Task objective: Report how many lines contain the word "городской", with no other text.

Records provided:
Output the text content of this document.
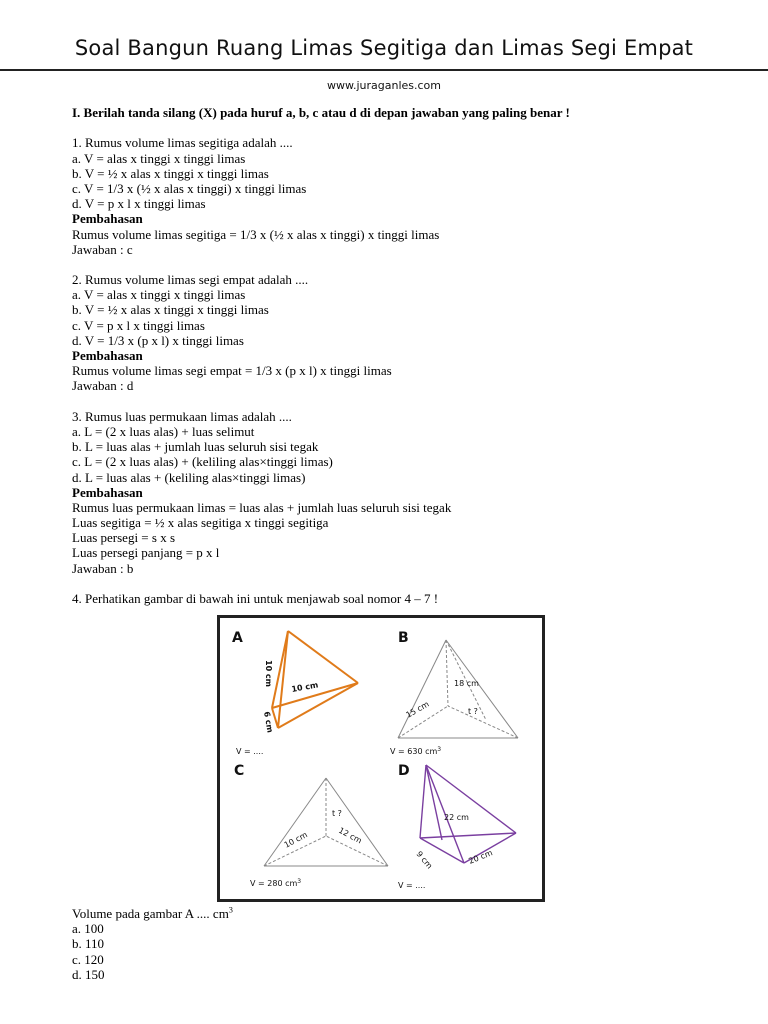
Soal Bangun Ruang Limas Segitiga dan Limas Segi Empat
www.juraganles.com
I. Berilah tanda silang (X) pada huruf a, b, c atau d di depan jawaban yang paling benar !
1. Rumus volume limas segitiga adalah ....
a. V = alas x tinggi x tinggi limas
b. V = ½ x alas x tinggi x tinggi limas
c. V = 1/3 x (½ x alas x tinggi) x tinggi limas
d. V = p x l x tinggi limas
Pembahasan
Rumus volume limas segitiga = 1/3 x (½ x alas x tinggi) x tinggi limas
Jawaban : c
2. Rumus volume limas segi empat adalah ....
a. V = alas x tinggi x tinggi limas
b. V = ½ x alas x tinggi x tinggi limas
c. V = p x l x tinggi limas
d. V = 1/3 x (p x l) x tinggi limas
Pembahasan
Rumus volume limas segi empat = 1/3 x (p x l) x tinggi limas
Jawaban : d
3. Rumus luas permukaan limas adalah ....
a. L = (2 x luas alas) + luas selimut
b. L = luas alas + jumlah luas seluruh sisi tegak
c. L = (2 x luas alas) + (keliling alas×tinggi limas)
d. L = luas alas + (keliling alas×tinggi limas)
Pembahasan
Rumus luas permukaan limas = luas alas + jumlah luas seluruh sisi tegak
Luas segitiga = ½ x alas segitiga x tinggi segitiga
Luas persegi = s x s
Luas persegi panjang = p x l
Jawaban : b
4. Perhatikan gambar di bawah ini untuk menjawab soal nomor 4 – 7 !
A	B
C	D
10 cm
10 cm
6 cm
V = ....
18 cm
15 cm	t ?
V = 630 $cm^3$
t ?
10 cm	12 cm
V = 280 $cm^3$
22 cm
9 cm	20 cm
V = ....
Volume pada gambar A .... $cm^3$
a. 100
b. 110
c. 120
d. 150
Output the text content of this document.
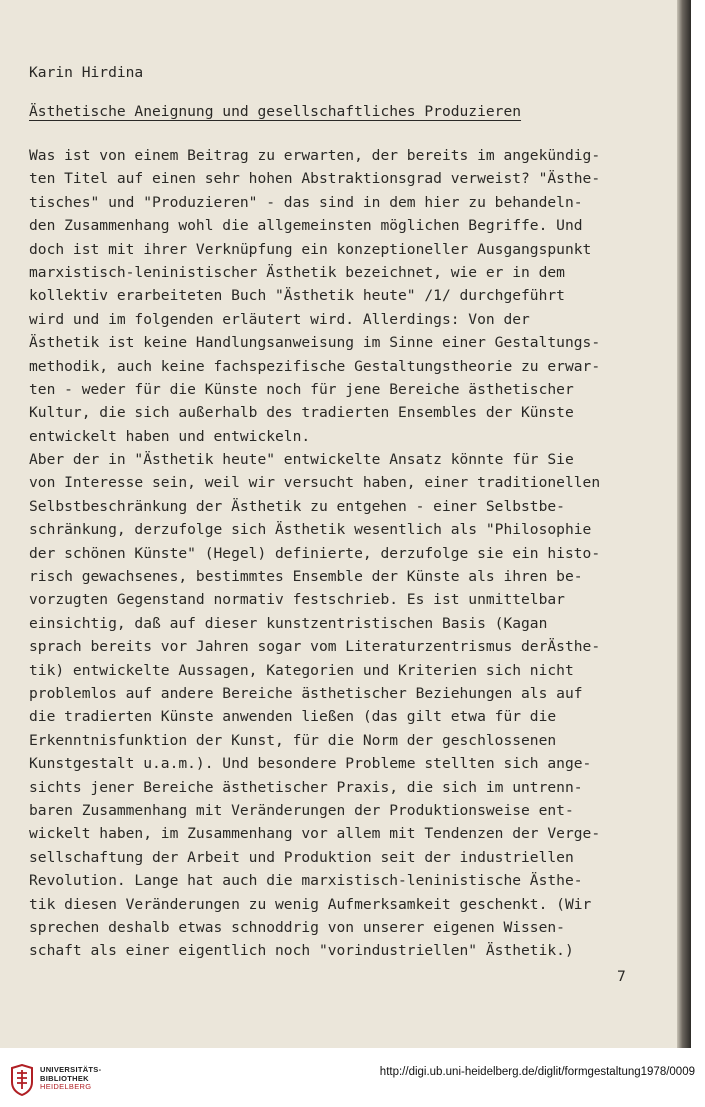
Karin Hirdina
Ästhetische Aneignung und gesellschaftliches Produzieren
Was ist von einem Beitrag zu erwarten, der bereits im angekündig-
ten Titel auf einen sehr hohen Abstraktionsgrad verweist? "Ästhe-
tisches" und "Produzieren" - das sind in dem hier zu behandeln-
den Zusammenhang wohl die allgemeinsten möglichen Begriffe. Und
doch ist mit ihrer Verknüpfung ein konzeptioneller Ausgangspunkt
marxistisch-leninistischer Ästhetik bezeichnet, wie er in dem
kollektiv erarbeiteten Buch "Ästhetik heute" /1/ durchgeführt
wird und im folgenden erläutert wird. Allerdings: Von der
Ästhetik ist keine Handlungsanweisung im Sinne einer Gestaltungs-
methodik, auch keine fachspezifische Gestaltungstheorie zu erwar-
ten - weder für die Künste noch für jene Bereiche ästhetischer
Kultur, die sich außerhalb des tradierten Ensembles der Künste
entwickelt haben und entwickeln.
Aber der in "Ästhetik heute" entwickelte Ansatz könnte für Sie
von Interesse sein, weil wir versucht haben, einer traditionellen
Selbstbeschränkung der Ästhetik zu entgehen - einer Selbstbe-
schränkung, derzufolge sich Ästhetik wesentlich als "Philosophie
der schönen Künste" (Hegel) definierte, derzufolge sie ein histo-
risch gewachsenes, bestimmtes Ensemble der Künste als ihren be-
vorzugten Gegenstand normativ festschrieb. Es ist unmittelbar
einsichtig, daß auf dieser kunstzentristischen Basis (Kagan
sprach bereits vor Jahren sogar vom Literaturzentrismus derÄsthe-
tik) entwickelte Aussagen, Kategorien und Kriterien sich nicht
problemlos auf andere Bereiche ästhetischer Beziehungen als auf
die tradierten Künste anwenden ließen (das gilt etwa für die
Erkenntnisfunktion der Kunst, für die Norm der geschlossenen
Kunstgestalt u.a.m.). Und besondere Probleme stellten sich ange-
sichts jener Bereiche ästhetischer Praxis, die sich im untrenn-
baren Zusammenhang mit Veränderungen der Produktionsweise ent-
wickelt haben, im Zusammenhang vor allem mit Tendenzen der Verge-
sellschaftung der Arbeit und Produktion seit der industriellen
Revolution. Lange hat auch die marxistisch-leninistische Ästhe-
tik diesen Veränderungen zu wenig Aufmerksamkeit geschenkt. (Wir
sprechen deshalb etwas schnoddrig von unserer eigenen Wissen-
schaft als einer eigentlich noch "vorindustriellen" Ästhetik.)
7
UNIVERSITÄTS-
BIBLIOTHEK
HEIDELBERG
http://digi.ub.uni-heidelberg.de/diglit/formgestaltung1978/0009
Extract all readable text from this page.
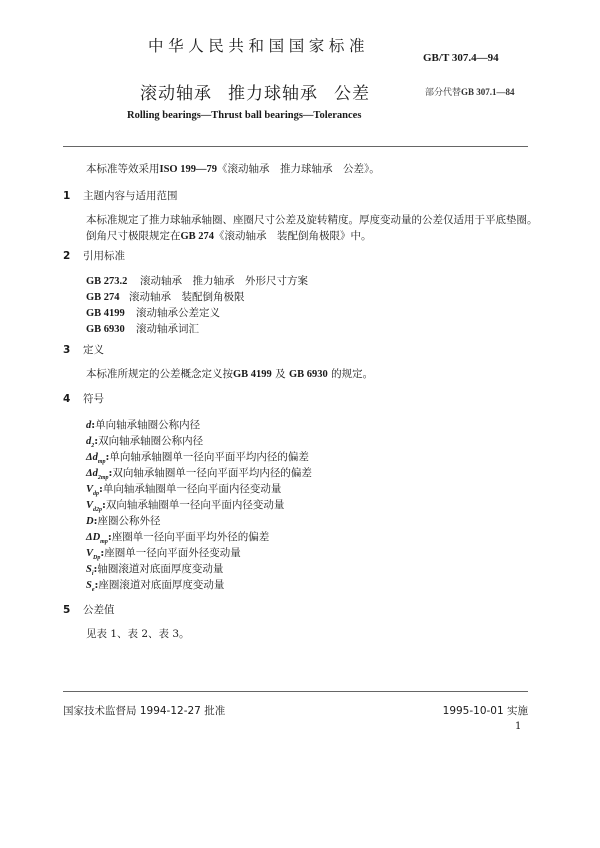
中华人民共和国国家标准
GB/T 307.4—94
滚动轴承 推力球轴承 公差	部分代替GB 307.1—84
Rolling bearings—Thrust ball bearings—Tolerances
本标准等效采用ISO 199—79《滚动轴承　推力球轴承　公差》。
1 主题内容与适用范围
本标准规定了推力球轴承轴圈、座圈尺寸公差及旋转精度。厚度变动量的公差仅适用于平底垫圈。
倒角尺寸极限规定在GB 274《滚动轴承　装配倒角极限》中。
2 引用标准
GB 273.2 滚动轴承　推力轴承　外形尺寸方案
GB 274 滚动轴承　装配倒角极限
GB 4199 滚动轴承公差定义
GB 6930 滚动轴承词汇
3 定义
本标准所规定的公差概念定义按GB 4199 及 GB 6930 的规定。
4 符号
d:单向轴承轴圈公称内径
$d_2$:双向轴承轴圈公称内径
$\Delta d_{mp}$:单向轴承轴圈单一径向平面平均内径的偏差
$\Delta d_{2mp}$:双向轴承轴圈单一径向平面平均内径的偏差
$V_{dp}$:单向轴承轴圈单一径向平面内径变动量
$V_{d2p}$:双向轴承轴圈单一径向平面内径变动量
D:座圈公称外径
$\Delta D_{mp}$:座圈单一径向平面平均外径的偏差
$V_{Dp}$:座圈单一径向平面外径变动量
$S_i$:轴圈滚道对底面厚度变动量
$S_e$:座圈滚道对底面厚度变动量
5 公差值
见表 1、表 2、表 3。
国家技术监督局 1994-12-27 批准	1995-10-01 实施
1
...
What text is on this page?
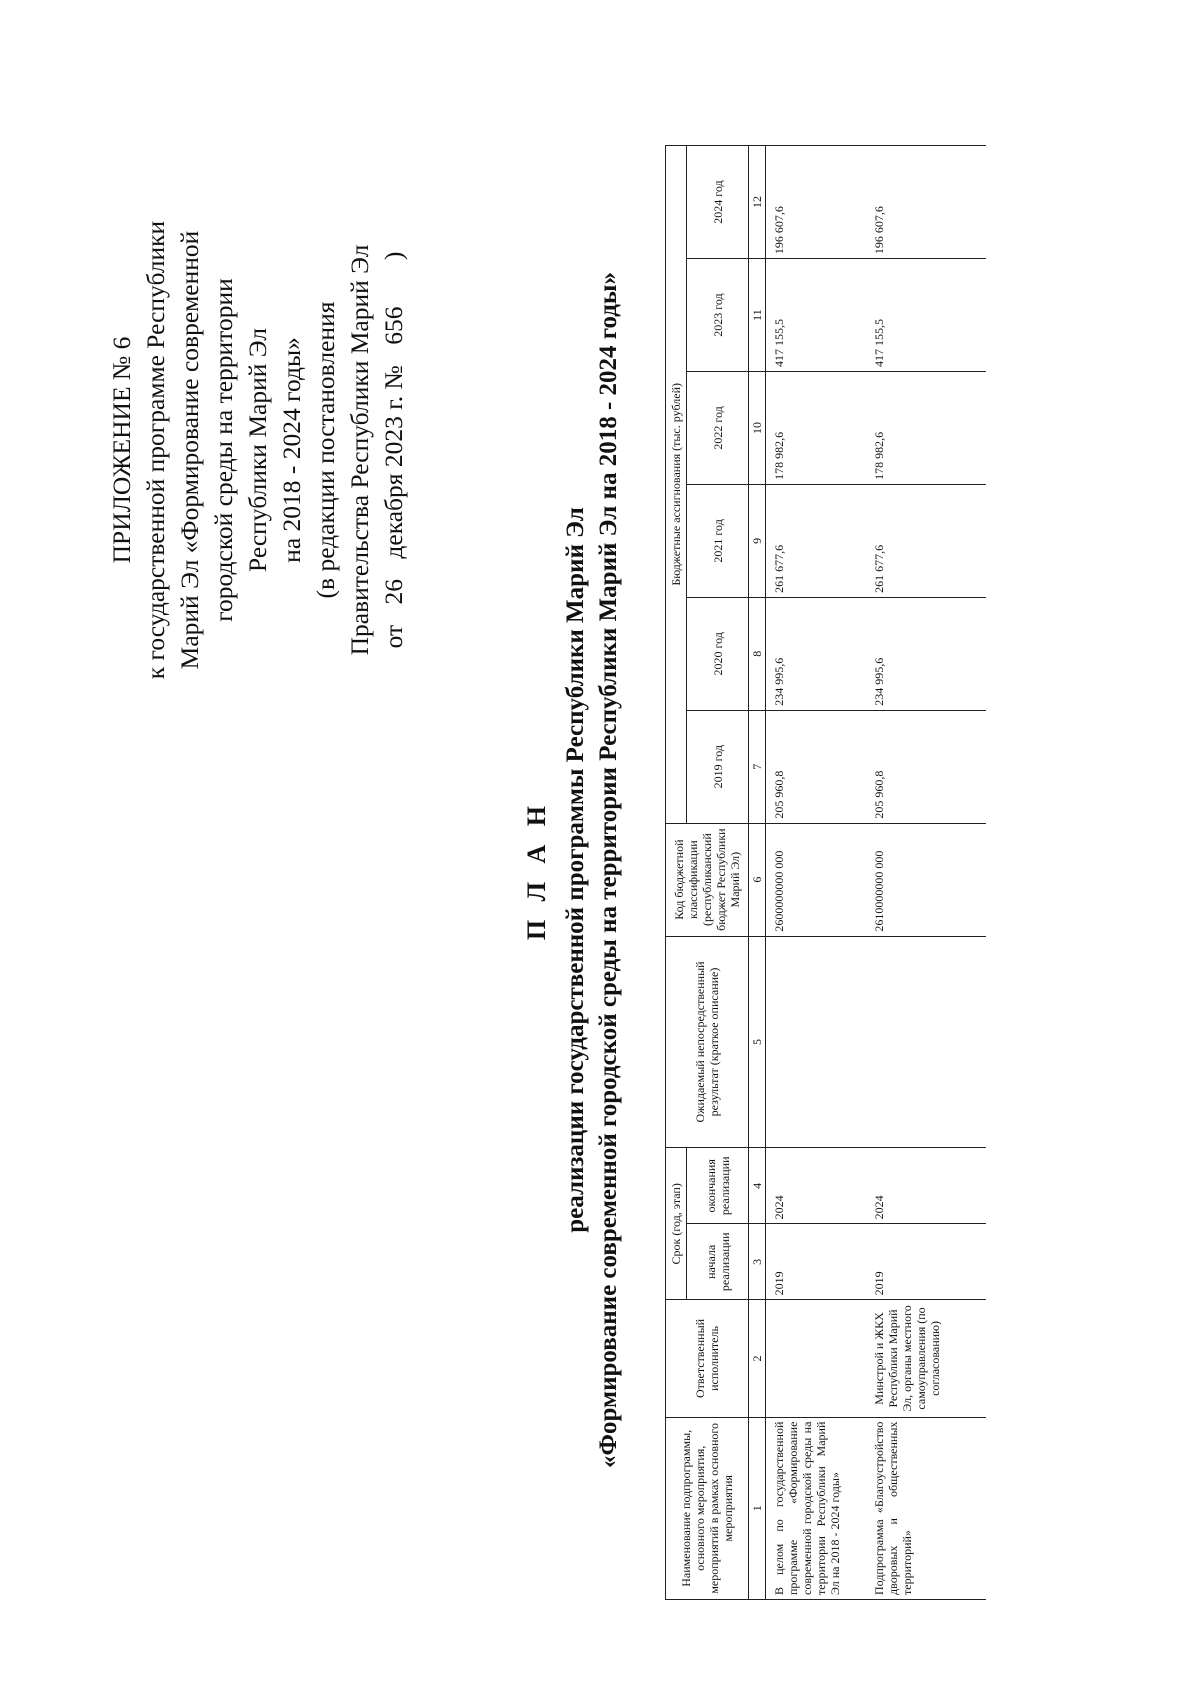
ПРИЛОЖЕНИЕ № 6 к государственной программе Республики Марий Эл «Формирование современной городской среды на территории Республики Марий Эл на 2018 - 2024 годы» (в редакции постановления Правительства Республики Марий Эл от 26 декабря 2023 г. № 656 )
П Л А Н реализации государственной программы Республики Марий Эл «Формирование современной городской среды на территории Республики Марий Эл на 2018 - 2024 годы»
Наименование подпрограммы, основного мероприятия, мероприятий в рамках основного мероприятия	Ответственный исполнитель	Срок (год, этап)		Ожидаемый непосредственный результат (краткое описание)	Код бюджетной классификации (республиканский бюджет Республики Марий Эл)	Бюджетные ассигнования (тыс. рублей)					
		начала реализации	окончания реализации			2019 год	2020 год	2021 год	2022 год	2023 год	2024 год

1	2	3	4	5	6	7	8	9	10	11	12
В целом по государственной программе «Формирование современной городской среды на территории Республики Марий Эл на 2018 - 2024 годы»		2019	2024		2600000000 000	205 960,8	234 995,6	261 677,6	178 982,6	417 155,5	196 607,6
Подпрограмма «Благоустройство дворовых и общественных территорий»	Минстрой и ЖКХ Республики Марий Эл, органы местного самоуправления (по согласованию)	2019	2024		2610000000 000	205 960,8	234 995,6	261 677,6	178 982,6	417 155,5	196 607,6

Solution to this problem: 3